Sinar Mas membangun kekuatan telekomunikasi secara bertahap dan terintegrasi, menggabungkan backbone fiber, layanan broadband ritel, serta infrastruktur data center. Model ini telah membuktikan ketangguhannya dalam menciptakan arus kas dan skala ekonomi, namun tetap sangat terikat pada dinamika persaingan layanan ke pelanggan akhir. Pertumbuhan MyRepublic, misalnya, tetap bergantung pada penetrasi rumah tangga, sensitivitas harga, dan kualitas layanan last mile.

Telkom Indonesia, melalui langkah pemisahan aset ke InfraNexia, berada pada spektrum lain. Sebagai incumbent, Telkom membawa skala yang jauh lebih besar dan jangkauan nasional yang nyaris tak tertandingi. InfraNexia dirancang untuk membuka nilai tersembunyi dari aset fiber Telkom sekaligus meningkatkan transparansi dan efisiensi. Namun Telkom juga memikul peran ganda sebagai entitas bisnis dan perpanjangan kebijakan negara. Mandat layanan universal, pengawasan ketat regulator, dan ekspektasi publik membuat setiap langkah Telkom harus melalui kompromi antara kepentingan komersial dan nasional.

Di antara dua model tersebut, Arsari justru memiliki ruang gerak yang lebih fleksibel. Ia tidak memikul beban historis seperti Telkom, namun juga tidak sepenuhnya terikat pada pasar ritel seperti Sinar Mas. Dengan masuk melalui kemitraan strategis dan pendekatan hulu, Arsari bisa merancang arsitektur bisnis sejak awal sesuai kebutuhan era AI yakni open access, siap bermitra dengan berbagai operator, serta terintegrasi dengan kebutuhan energi dan komputasi.

Keunikan lain dari strategi Arsari terletak pada visinya yang huluhilir lintas sektor. Fiber tidak berdiri sendiri, tetapi dikaitkan dengan kebutuhan energi bersih dan infrastruktur pendukung AI yang intensif daya. Dalam ekonomi digital masa depan, konektivitas dan energi adalah dua sisi dari mata uang yang sama. Arsari, dengan portofolio bisnis yang bersinggungan langsung dengan sektor energi dan sumber daya, memiliki peluang menyatukan dua kebutuhan ini dalam satu ekosistem nilai. Ini adalah sesuatu yang relatif sulit ditiru oleh operator telekomunikasi murni.
──────────────────────────────
Tugas 1 → Terjemahkan kalimat dari teks latihan ini ke dalam bahasa Inggris: "Dalam ekonomi digital masa depan, konektivitas dan energi adalah dua sisi dari mata uang yang sama."
Tugas 2 → Salin kata demi kata bagian teks latihan yang dibuka dengan kata-kata "Sinar Mas membangun" dan ditutup dengan "layanan last mile.".
Baris-baris data tidak ada hubungannya dengan teks latihan.

Data Hasil Ekstraksi →
──────────────────────────────
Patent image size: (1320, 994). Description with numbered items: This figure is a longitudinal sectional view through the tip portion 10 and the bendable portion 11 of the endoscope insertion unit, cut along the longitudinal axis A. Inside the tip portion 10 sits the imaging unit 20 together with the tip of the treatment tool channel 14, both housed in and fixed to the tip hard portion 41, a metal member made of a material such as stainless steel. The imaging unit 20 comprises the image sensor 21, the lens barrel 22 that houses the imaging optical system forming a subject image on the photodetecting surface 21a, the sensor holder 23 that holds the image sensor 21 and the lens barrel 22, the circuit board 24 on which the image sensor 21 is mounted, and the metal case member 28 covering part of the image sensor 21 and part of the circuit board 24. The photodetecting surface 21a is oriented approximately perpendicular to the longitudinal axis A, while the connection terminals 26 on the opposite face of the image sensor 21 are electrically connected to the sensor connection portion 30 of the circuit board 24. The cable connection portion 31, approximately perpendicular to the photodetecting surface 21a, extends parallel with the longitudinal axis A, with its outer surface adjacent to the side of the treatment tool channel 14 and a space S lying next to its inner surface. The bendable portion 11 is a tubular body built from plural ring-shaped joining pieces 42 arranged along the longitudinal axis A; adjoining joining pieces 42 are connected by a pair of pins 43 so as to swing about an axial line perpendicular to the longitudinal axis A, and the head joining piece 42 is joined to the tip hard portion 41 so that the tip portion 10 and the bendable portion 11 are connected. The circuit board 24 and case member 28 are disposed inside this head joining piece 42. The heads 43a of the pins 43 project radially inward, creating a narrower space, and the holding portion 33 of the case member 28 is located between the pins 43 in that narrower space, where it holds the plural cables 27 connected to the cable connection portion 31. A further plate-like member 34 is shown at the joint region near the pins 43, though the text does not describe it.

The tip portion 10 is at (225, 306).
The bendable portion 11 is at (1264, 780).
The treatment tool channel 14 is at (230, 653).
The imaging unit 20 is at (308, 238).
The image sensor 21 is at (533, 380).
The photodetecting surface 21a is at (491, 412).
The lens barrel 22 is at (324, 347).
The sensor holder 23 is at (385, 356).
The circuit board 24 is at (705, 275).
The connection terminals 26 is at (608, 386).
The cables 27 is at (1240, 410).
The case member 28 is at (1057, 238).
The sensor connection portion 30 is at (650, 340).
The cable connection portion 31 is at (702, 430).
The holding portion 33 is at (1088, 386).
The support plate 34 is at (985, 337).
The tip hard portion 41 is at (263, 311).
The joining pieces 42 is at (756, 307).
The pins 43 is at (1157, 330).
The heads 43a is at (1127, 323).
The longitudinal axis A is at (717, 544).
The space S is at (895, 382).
──────────────────────────────
Jawaban Tugas 1 → In the digital economy of the future, connectivity and energy are two sides of the same coin.

Jawaban Tugas 2 →
Sinar Mas membangun kekuatan telekomunikasi secara bertahap dan terintegrasi, menggabungkan backbone fiber, layanan broadband ritel, serta infrastruktur data center. Model ini telah membuktikan ketangguhannya dalam menciptakan arus kas dan skala ekonomi, namun tetap sangat terikat pada dinamika persaingan layanan ke pelanggan akhir. Pertumbuhan MyRepublic, misalnya, tetap bergantung pada penetrasi rumah tangga, sensitivitas harga, dan kualitas layanan last mile.